[Exercise goal]:
Extract each record and reproduce it exactly.

Stored records
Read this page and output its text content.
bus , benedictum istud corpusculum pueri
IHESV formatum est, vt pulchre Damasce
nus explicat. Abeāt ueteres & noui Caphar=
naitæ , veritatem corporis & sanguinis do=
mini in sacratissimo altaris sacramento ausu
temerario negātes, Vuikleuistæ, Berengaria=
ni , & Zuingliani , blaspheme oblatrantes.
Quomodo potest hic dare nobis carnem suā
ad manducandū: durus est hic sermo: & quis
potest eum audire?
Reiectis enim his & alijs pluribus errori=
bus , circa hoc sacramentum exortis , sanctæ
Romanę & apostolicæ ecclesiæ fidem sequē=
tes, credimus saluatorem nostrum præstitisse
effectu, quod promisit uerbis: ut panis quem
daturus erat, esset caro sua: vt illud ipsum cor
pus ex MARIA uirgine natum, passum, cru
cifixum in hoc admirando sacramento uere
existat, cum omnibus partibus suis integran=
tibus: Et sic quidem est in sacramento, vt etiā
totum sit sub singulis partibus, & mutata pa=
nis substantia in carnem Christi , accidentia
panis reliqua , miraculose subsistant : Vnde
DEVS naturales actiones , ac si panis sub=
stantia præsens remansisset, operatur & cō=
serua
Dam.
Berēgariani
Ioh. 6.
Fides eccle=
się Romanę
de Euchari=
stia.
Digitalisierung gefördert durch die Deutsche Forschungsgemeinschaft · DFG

[Solution for this problem]:
Read this page and output its text content.
bus , benedictum istud corpusculum pueri
IHESV formatum est, vt pulchre Damasce
nus explicat. Abeāt ueteres & noui Caphar=
naitæ , veritatem corporis & sanguinis do=
mini in sacratissimo altaris sacramento ausu
temerario negātes, Vuikleuistæ, Berengaria=
ni , & Zuingliani , blaspheme oblatrantes.
Quomodo potest hic dare nobis carnem suā
ad manducandū: durus est hic sermo: & quis
potest eum audire?
Reiectis enim his & alijs pluribus errori=
bus , circa hoc sacramentum exortis , sanctæ
Romanę & apostolicæ ecclesiæ fidem sequē=
tes, credimus saluatorem nostrum præstitisse
effectu, quod promisit uerbis: ut panis quem
daturus erat, esset caro sua: vt illud ipsum cor
pus ex MARIA uirgine natum, passum, cru
cifixum in hoc admirando sacramento uere
existat, cum omnibus partibus suis integran=
tibus: Et sic quidem est in sacramento, vt etiā
totum sit sub singulis partibus, & mutata pa=
nis substantia in carnem Christi , accidentia
panis reliqua , miraculose subsistant : Vnde
DEVS naturales actiones , ac si panis sub=
stantia præsens remansisset, operatur & cō=
serua
Dam.
Berēgariani
Ioh. 6.
Fides eccle=
się Romanę
de Euchari=
stia.
Digitalisierung gefördert durch die Deutsche Forschungsgemeinschaft · DFG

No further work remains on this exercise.